### What to work on:
Scan the entries below for the word "como". Copy each line that has it.

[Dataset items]
···

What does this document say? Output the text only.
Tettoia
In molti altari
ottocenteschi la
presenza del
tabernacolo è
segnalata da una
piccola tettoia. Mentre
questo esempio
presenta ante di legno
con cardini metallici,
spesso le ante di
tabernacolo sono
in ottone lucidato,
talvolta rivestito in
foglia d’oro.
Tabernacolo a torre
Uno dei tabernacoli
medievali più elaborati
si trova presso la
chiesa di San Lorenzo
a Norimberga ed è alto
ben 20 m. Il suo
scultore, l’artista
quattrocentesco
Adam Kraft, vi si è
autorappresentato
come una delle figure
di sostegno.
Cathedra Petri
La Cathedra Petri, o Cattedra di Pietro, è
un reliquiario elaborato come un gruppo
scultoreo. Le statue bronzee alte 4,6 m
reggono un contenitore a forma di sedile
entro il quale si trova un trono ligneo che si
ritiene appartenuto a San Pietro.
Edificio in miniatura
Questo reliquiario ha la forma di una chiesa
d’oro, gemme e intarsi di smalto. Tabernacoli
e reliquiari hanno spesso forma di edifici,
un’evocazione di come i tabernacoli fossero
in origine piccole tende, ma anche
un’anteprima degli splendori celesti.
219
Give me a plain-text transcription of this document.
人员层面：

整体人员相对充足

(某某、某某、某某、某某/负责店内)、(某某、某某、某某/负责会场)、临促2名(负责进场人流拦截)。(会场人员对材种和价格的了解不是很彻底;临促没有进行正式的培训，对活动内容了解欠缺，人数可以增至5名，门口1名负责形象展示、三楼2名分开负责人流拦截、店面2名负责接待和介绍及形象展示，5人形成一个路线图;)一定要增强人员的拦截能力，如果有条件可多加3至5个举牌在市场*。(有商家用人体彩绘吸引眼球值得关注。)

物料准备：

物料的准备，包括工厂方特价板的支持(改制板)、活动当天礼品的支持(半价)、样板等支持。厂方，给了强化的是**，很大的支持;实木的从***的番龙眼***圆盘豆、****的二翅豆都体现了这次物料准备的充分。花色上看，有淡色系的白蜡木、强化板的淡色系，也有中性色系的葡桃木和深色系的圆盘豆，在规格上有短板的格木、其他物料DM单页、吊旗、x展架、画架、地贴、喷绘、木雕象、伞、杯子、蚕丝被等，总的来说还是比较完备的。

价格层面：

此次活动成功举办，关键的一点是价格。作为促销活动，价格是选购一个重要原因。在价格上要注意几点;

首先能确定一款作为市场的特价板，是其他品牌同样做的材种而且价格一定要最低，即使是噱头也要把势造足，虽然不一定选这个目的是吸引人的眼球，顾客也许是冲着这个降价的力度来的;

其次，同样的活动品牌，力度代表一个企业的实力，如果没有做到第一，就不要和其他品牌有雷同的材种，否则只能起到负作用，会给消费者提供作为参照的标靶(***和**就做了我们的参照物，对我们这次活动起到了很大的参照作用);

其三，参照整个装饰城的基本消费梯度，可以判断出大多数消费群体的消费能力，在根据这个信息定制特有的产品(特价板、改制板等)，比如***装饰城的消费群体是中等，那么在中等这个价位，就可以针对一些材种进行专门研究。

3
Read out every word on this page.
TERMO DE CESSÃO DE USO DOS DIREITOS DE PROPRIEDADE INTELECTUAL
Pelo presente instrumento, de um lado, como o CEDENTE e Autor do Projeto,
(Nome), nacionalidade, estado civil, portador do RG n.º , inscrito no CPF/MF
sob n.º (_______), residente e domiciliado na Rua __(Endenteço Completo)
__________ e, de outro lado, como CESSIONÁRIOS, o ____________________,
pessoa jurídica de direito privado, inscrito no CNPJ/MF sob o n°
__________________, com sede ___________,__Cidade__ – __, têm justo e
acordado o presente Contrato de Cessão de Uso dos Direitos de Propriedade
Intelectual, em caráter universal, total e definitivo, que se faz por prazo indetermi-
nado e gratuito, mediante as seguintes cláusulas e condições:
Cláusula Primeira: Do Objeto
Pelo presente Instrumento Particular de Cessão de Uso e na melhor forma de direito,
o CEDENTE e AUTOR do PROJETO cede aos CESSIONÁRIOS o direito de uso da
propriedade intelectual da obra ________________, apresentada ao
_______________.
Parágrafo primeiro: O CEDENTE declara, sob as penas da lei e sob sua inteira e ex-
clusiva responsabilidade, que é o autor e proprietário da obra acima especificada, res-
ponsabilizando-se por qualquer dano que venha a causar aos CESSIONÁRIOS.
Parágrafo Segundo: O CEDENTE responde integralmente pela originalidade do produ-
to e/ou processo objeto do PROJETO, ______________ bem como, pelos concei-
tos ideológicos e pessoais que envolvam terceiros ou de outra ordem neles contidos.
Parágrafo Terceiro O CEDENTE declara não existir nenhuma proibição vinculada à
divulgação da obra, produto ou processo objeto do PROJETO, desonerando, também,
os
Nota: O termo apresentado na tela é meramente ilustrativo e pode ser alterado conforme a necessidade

···

### Solution:
Pelo presente instrumento, de um lado, como o CEDENTE e Autor do Projeto,
__________ e, de outro lado, como CESSIONÁRIOS, o ____________________,
to e/ou processo objeto do PROJETO, ______________ bem como, pelos concei-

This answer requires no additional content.